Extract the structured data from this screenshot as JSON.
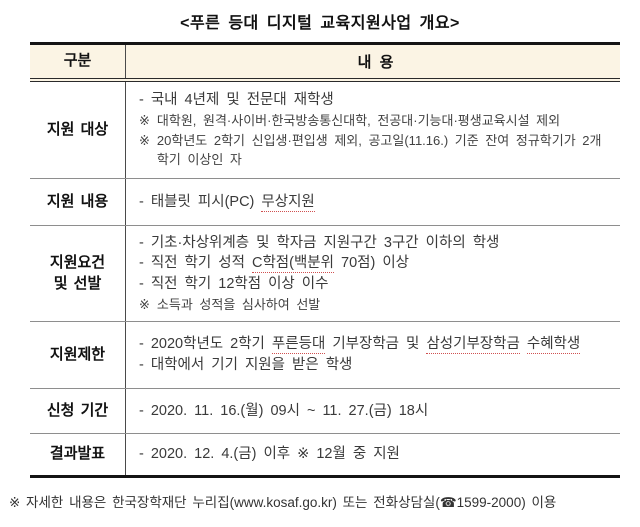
{
  "title": "<푸른 등대 디지털 교육지원사업 개요>",
  "table": {
    "header": {
      "col1": "구분",
      "col2": "내 용"
    },
    "rows": [
      {
        "label": [
          "지원 대상"
        ],
        "lines": [
          {
            "marker": "-",
            "segments": [
              {
                "text": "국내 4년제 및 전문대 재학생"
              }
            ]
          },
          {
            "marker": "※",
            "small": true,
            "segments": [
              {
                "text": "대학원, 원격·사이버·한국방송통신대학, 전공대·기능대·평생교육시설 제외"
              }
            ]
          },
          {
            "marker": "※",
            "small": true,
            "segments": [
              {
                "text": "20학년도 2학기 신입생·편입생 제외, 공고일(11.16.) 기준 잔여 정규학기가 2개 학기 이상인 자"
              }
            ]
          }
        ]
      },
      {
        "label": [
          "지원 내용"
        ],
        "lines": [
          {
            "marker": "-",
            "segments": [
              {
                "text": "태블릿 피시(PC) "
              },
              {
                "text": "무상지원",
                "underline": true
              }
            ]
          }
        ]
      },
      {
        "label": [
          "지원요건",
          "및 선발"
        ],
        "lines": [
          {
            "marker": "-",
            "segments": [
              {
                "text": "기초·차상위계층 및 학자금 지원구간 3구간 이하의 학생"
              }
            ]
          },
          {
            "marker": "-",
            "segments": [
              {
                "text": "직전 학기 성적 "
              },
              {
                "text": "C학점(백분위",
                "underline": true
              },
              {
                "text": " 70점) 이상"
              }
            ]
          },
          {
            "marker": "-",
            "segments": [
              {
                "text": "직전 학기 12학점 이상 이수"
              }
            ]
          },
          {
            "marker": "※",
            "small": true,
            "segments": [
              {
                "text": "소득과 성적을 심사하여 선발"
              }
            ]
          }
        ]
      },
      {
        "label": [
          "지원제한"
        ],
        "lines": [
          {
            "marker": "-",
            "segments": [
              {
                "text": "2020학년도 2학기 "
              },
              {
                "text": "푸른등대",
                "underline": true
              },
              {
                "text": " 기부장학금 및 "
              },
              {
                "text": "삼성기부장학금",
                "underline": true
              },
              {
                "text": " "
              },
              {
                "text": "수혜학생",
                "underline": true
              }
            ]
          },
          {
            "marker": "-",
            "segments": [
              {
                "text": "대학에서 기기 지원을 받은 학생"
              }
            ]
          }
        ]
      },
      {
        "label": [
          "신청 기간"
        ],
        "lines": [
          {
            "marker": "-",
            "segments": [
              {
                "text": "2020. 11. 16.(월) 09시 ~ 11. 27.(금) 18시"
              }
            ]
          }
        ]
      },
      {
        "label": [
          "결과발표"
        ],
        "lines": [
          {
            "marker": "-",
            "segments": [
              {
                "text": "2020. 12. 4.(금) 이후 ※ 12월 중 지원"
              }
            ]
          }
        ]
      }
    ]
  },
  "footer": "※ 자세한 내용은 한국장학재단 누리집(www.kosaf.go.kr) 또는 전화상담실(☎1599-2000) 이용",
  "colors": {
    "header_bg": "#fbf4e4",
    "border_dark": "#141414",
    "row_separator": "#8e8e8e",
    "text": "#3a3a3a",
    "spellcheck_underline": "#d05050"
  }
}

--------------------

== The request ==
Copy out all of the material exactly as written, without its pictures.

== Answer for the task ==
Extract the structured data from this screenshot as JSON.
{
  "title": "<푸른 등대 디지털 교육지원사업 개요>",
  "table": {
    "header": {
      "col1": "구분",
      "col2": "내 용"
    },
    "rows": [
      {
        "label": [
          "지원 대상"
        ],
        "lines": [
          {
            "marker": "-",
            "segments": [
              {
                "text": "국내 4년제 및 전문대 재학생"
              }
            ]
          },
          {
            "marker": "※",
            "small": true,
            "segments": [
              {
                "text": "대학원, 원격·사이버·한국방송통신대학, 전공대·기능대·평생교육시설 제외"
              }
            ]
          },
          {
            "marker": "※",
            "small": true,
            "segments": [
              {
                "text": "20학년도 2학기 신입생·편입생 제외, 공고일(11.16.) 기준 잔여 정규학기가 2개 학기 이상인 자"
              }
            ]
          }
        ]
      },
      {
        "label": [
          "지원 내용"
        ],
        "lines": [
          {
            "marker": "-",
            "segments": [
              {
                "text": "태블릿 피시(PC) "
              },
              {
                "text": "무상지원",
                "underline": true
              }
            ]
          }
        ]
      },
      {
        "label": [
          "지원요건",
          "및 선발"
        ],
        "lines": [
          {
            "marker": "-",
            "segments": [
              {
                "text": "기초·차상위계층 및 학자금 지원구간 3구간 이하의 학생"
              }
            ]
          },
          {
            "marker": "-",
            "segments": [
              {
                "text": "직전 학기 성적 "
              },
              {
                "text": "C학점(백분위",
                "underline": true
              },
              {
                "text": " 70점) 이상"
              }
            ]
          },
          {
            "marker": "-",
            "segments": [
              {
                "text": "직전 학기 12학점 이상 이수"
              }
            ]
          },
          {
            "marker": "※",
            "small": true,
            "segments": [
              {
                "text": "소득과 성적을 심사하여 선발"
              }
            ]
          }
        ]
      },
      {
        "label": [
          "지원제한"
        ],
        "lines": [
          {
            "marker": "-",
            "segments": [
              {
                "text": "2020학년도 2학기 "
              },
              {
                "text": "푸른등대",
                "underline": true
              },
              {
                "text": " 기부장학금 및 "
              },
              {
                "text": "삼성기부장학금",
                "underline": true
              },
              {
                "text": " "
              },
              {
                "text": "수혜학생",
                "underline": true
              }
            ]
          },
          {
            "marker": "-",
            "segments": [
              {
                "text": "대학에서 기기 지원을 받은 학생"
              }
            ]
          }
        ]
      },
      {
        "label": [
          "신청 기간"
        ],
        "lines": [
          {
            "marker": "-",
            "segments": [
              {
                "text": "2020. 11. 16.(월) 09시 ~ 11. 27.(금) 18시"
              }
            ]
          }
        ]
      },
      {
        "label": [
          "결과발표"
        ],
        "lines": [
          {
            "marker": "-",
            "segments": [
              {
                "text": "2020. 12. 4.(금) 이후 ※ 12월 중 지원"
              }
            ]
          }
        ]
      }
    ]
  },
  "footer": "※ 자세한 내용은 한국장학재단 누리집(www.kosaf.go.kr) 또는 전화상담실(☎1599-2000) 이용",
  "colors": {
    "header_bg": "#fbf4e4",
    "border_dark": "#141414",
    "row_separator": "#8e8e8e",
    "text": "#3a3a3a",
    "spellcheck_underline": "#d05050"
  }
}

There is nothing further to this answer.